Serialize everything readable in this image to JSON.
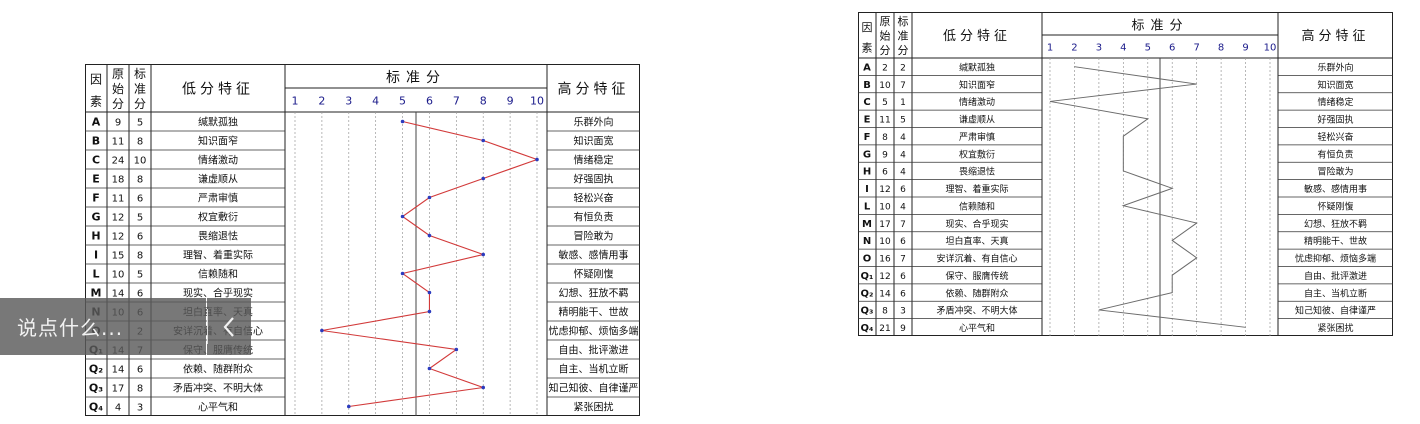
{
  "comment_bar": {
    "placeholder": "说点什么..."
  },
  "nav": {
    "prev_symbol": "<"
  },
  "table_headers": {
    "factor": "因素",
    "raw": "原始分",
    "std": "标准分",
    "low": "低分特征",
    "scale": "标准分",
    "high": "高分特征"
  },
  "scale_numbers": [
    "1",
    "2",
    "3",
    "4",
    "5",
    "6",
    "7",
    "8",
    "9",
    "10"
  ],
  "colors": {
    "left_line": "#d23a3a",
    "left_marker": "#2b3bbf",
    "right_line": "#6b6b6b",
    "grid": "#9a9a9a"
  },
  "left_profile": [
    {
      "factor": "A",
      "raw": "9",
      "std": "5",
      "low": "缄默孤独",
      "high": "乐群外向",
      "score": 5
    },
    {
      "factor": "B",
      "raw": "11",
      "std": "8",
      "low": "知识面窄",
      "high": "知识面宽",
      "score": 8
    },
    {
      "factor": "C",
      "raw": "24",
      "std": "10",
      "low": "情绪激动",
      "high": "情绪稳定",
      "score": 10
    },
    {
      "factor": "E",
      "raw": "18",
      "std": "8",
      "low": "谦虚顺从",
      "high": "好强固执",
      "score": 8
    },
    {
      "factor": "F",
      "raw": "11",
      "std": "6",
      "low": "严肃审慎",
      "high": "轻松兴奋",
      "score": 6
    },
    {
      "factor": "G",
      "raw": "12",
      "std": "5",
      "low": "权宜敷衍",
      "high": "有恒负责",
      "score": 5
    },
    {
      "factor": "H",
      "raw": "12",
      "std": "6",
      "low": "畏缩退怯",
      "high": "冒险敢为",
      "score": 6
    },
    {
      "factor": "I",
      "raw": "15",
      "std": "8",
      "low": "理智、着重实际",
      "high": "敏感、感情用事",
      "score": 8
    },
    {
      "factor": "L",
      "raw": "10",
      "std": "5",
      "low": "信赖随和",
      "high": "怀疑刚愎",
      "score": 5
    },
    {
      "factor": "M",
      "raw": "14",
      "std": "6",
      "low": "现实、合乎现实",
      "high": "幻想、狂放不羁",
      "score": 6
    },
    {
      "factor": "N",
      "raw": "10",
      "std": "6",
      "low": "坦白直率、天真",
      "high": "精明能干、世故",
      "score": 6
    },
    {
      "factor": "O",
      "raw": "",
      "std": "2",
      "low": "安详沉着、有自信心",
      "high": "忧虑抑郁、烦恼多端",
      "score": 2
    },
    {
      "factor": "Q₁",
      "raw": "14",
      "std": "7",
      "low": "保守、服膺传统",
      "high": "自由、批评激进",
      "score": 7
    },
    {
      "factor": "Q₂",
      "raw": "14",
      "std": "6",
      "low": "依赖、随群附众",
      "high": "自主、当机立断",
      "score": 6
    },
    {
      "factor": "Q₃",
      "raw": "17",
      "std": "8",
      "low": "矛盾冲突、不明大体",
      "high": "知己知彼、自律谨严",
      "score": 8
    },
    {
      "factor": "Q₄",
      "raw": "4",
      "std": "3",
      "low": "心平气和",
      "high": "紧张困扰",
      "score": 3
    }
  ],
  "right_profile": [
    {
      "factor": "A",
      "raw": "2",
      "std": "2",
      "low": "缄默孤独",
      "high": "乐群外向",
      "score": 2
    },
    {
      "factor": "B",
      "raw": "10",
      "std": "7",
      "low": "知识面窄",
      "high": "知识面宽",
      "score": 7
    },
    {
      "factor": "C",
      "raw": "5",
      "std": "1",
      "low": "情绪激动",
      "high": "情绪稳定",
      "score": 1
    },
    {
      "factor": "E",
      "raw": "11",
      "std": "5",
      "low": "谦虚顺从",
      "high": "好强固执",
      "score": 5
    },
    {
      "factor": "F",
      "raw": "8",
      "std": "4",
      "low": "严肃审慎",
      "high": "轻松兴奋",
      "score": 4
    },
    {
      "factor": "G",
      "raw": "9",
      "std": "4",
      "low": "权宜敷衍",
      "high": "有恒负责",
      "score": 4
    },
    {
      "factor": "H",
      "raw": "6",
      "std": "4",
      "low": "畏缩退怯",
      "high": "冒险敢为",
      "score": 4
    },
    {
      "factor": "I",
      "raw": "12",
      "std": "6",
      "low": "理智、着重实际",
      "high": "敏感、感情用事",
      "score": 6
    },
    {
      "factor": "L",
      "raw": "10",
      "std": "4",
      "low": "信赖随和",
      "high": "怀疑刚愎",
      "score": 4
    },
    {
      "factor": "M",
      "raw": "17",
      "std": "7",
      "low": "现实、合乎现实",
      "high": "幻想、狂放不羁",
      "score": 7
    },
    {
      "factor": "N",
      "raw": "10",
      "std": "6",
      "low": "坦白直率、天真",
      "high": "精明能干、世故",
      "score": 6
    },
    {
      "factor": "O",
      "raw": "16",
      "std": "7",
      "low": "安详沉着、有自信心",
      "high": "忧虑抑郁、烦恼多端",
      "score": 7
    },
    {
      "factor": "Q₁",
      "raw": "12",
      "std": "6",
      "low": "保守、服膺传统",
      "high": "自由、批评激进",
      "score": 6
    },
    {
      "factor": "Q₂",
      "raw": "14",
      "std": "6",
      "low": "依赖、随群附众",
      "high": "自主、当机立断",
      "score": 6
    },
    {
      "factor": "Q₃",
      "raw": "8",
      "std": "3",
      "low": "矛盾冲突、不明大体",
      "high": "知己知彼、自律谨严",
      "score": 3
    },
    {
      "factor": "Q₄",
      "raw": "21",
      "std": "9",
      "low": "心平气和",
      "high": "紧张困扰",
      "score": 9
    }
  ]
}
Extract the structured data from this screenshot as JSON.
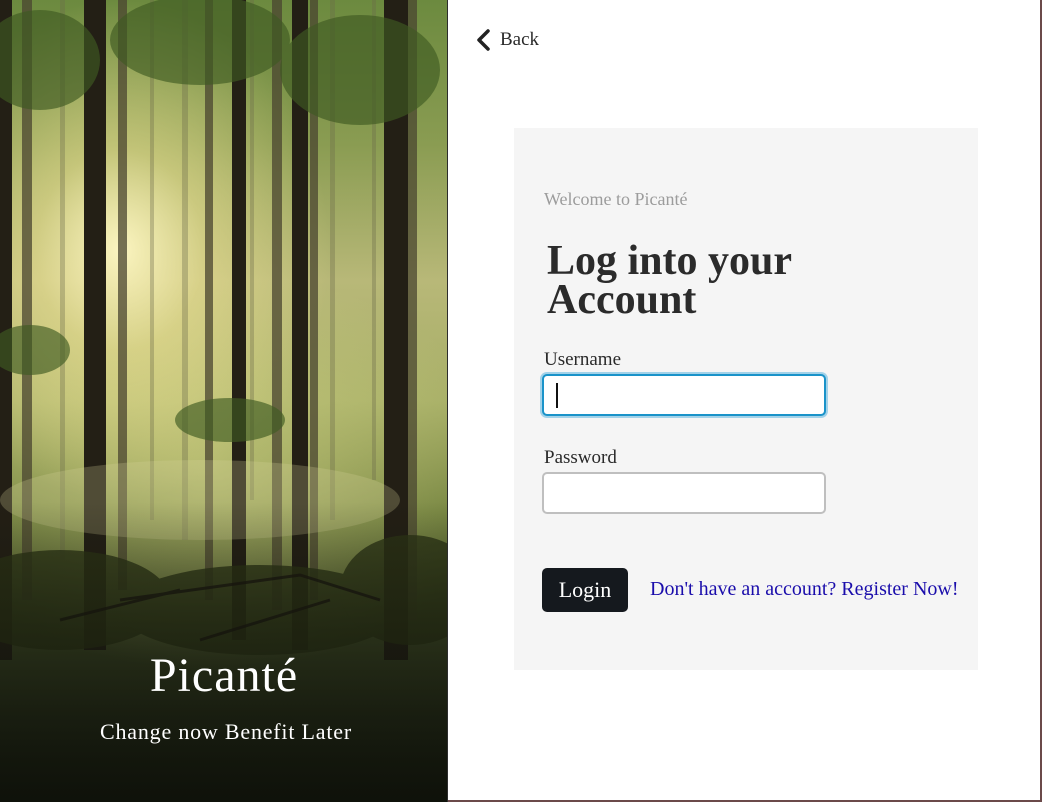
{
  "hero": {
    "brand": "Picanté",
    "tagline": "Change now Benefit Later"
  },
  "nav": {
    "back_label": "Back",
    "back_icon": "chevron-left-icon"
  },
  "login": {
    "welcome": "Welcome to Picanté",
    "heading": "Log into your Account",
    "username_label": "Username",
    "username_value": "",
    "password_label": "Password",
    "password_value": "",
    "login_button": "Login",
    "register_link": "Don't have an account? Register Now!"
  },
  "colors": {
    "card_background": "#f5f5f5",
    "focus_border": "#1a93c9",
    "button_background": "#15191e",
    "link": "#1a0dab",
    "welcome_text": "#9c9c9c"
  }
}
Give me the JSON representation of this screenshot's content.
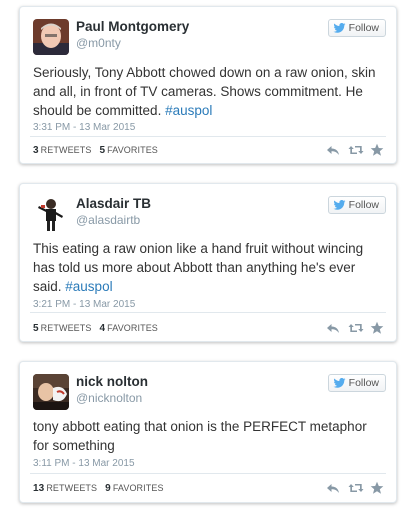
{
  "tweets": [
    {
      "name": "Paul Montgomery",
      "handle": "@m0nty",
      "follow_label": "Follow",
      "text_before": "Seriously, Tony Abbott chowed down on a raw onion, skin and all, in front of TV cameras. Shows commitment. He should be committed. ",
      "hashtag": "#auspol",
      "time": "3:31 PM - 13 Mar 2015",
      "retweets": "3",
      "retweets_label": "RETWEETS",
      "favorites": "5",
      "favorites_label": "FAVORITES"
    },
    {
      "name": "Alasdair TB",
      "handle": "@alasdairtb",
      "follow_label": "Follow",
      "text_before": "This eating a raw onion like a hand fruit without wincing has told us more about Abbott than anything he's ever said. ",
      "hashtag": "#auspol",
      "time": "3:21 PM - 13 Mar 2015",
      "retweets": "5",
      "retweets_label": "RETWEETS",
      "favorites": "4",
      "favorites_label": "FAVORITES"
    },
    {
      "name": "nick nolton",
      "handle": "@nicknolton",
      "follow_label": "Follow",
      "text_before": "tony abbott eating that onion is the PERFECT metaphor for something",
      "hashtag": "",
      "time": "3:11 PM - 13 Mar 2015",
      "retweets": "13",
      "retweets_label": "RETWEETS",
      "favorites": "9",
      "favorites_label": "FAVORITES"
    }
  ],
  "icons": {
    "follow": "twitter-bird-icon",
    "reply": "reply-icon",
    "retweet": "retweet-icon",
    "favorite": "star-icon"
  },
  "colors": {
    "link": "#2b7bb9",
    "bird": "#55acee",
    "action_icon": "#8899a6"
  }
}
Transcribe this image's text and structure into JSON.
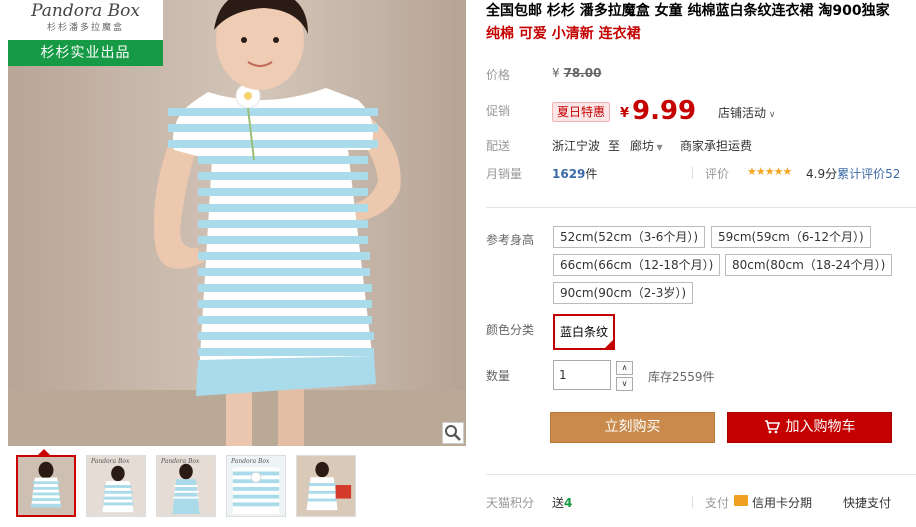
{
  "gallery": {
    "brand_name": "Pandora Box",
    "brand_cn": "杉杉潘多拉魔盒",
    "brand_bar": "杉杉实业出品",
    "zoom_icon": "magnifier-icon",
    "thumbnails": [
      {
        "brand": "",
        "active": true
      },
      {
        "brand": "Pandora Box",
        "active": false
      },
      {
        "brand": "Pandora Box",
        "active": false
      },
      {
        "brand": "Pandora Box",
        "active": false
      },
      {
        "brand": "",
        "active": false
      }
    ]
  },
  "product": {
    "title": "全国包邮 杉杉 潘多拉魔盒 女童 纯棉蓝白条纹连衣裙 淘900独家",
    "subtitle": "纯棉 可爱 小清新 连衣裙"
  },
  "price": {
    "label": "价格",
    "currency": "¥",
    "original": "78.00"
  },
  "promo": {
    "label": "促销",
    "tag": "夏日特惠",
    "currency": "¥",
    "price": "9.99",
    "shop_activity": "店铺活动"
  },
  "shipping": {
    "label": "配送",
    "from": "浙江宁波",
    "to_word": "至",
    "to": "廊坊",
    "note": "商家承担运费"
  },
  "sales": {
    "label": "月销量",
    "count": "1629",
    "unit": "件",
    "review_label": "评价",
    "stars": "★★★★★",
    "rating": "4.9分",
    "review_text": "累计评价",
    "review_count": "52"
  },
  "options": {
    "size_label": "参考身高",
    "sizes": [
      "52cm(52cm（3-6个月）)",
      "59cm(59cm（6-12个月）)",
      "66cm(66cm（12-18个月）)",
      "80cm(80cm（18-24个月）)",
      "90cm(90cm（2-3岁）)"
    ],
    "color_label": "颜色分类",
    "color_selected": "蓝白条纹",
    "qty_label": "数量",
    "qty_value": "1",
    "stock": "库存2559件"
  },
  "actions": {
    "buy": "立刻购买",
    "cart": "加入购物车",
    "cart_icon": "cart-icon"
  },
  "footer": {
    "points_label": "天猫积分",
    "points_prefix": "送",
    "points_value": "4",
    "pay_label": "支付",
    "credit": "信用卡分期",
    "quick_pay": "快捷支付"
  },
  "colors": {
    "accent_red": "#c40000",
    "buy_button": "#c98a4b",
    "brand_green": "#179a45",
    "dress_blue": "#a9dbea"
  }
}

- - - - -

• [What to produce] Copy every line of the records above that holds the word "eating".

• [Final result]
      "text_before": "This eating a raw onion like a hand fruit without wincing has told us more about Abbott than anything he's ever said. ",
      "text_before": "tony abbott eating that onion is the PERFECT metaphor for something",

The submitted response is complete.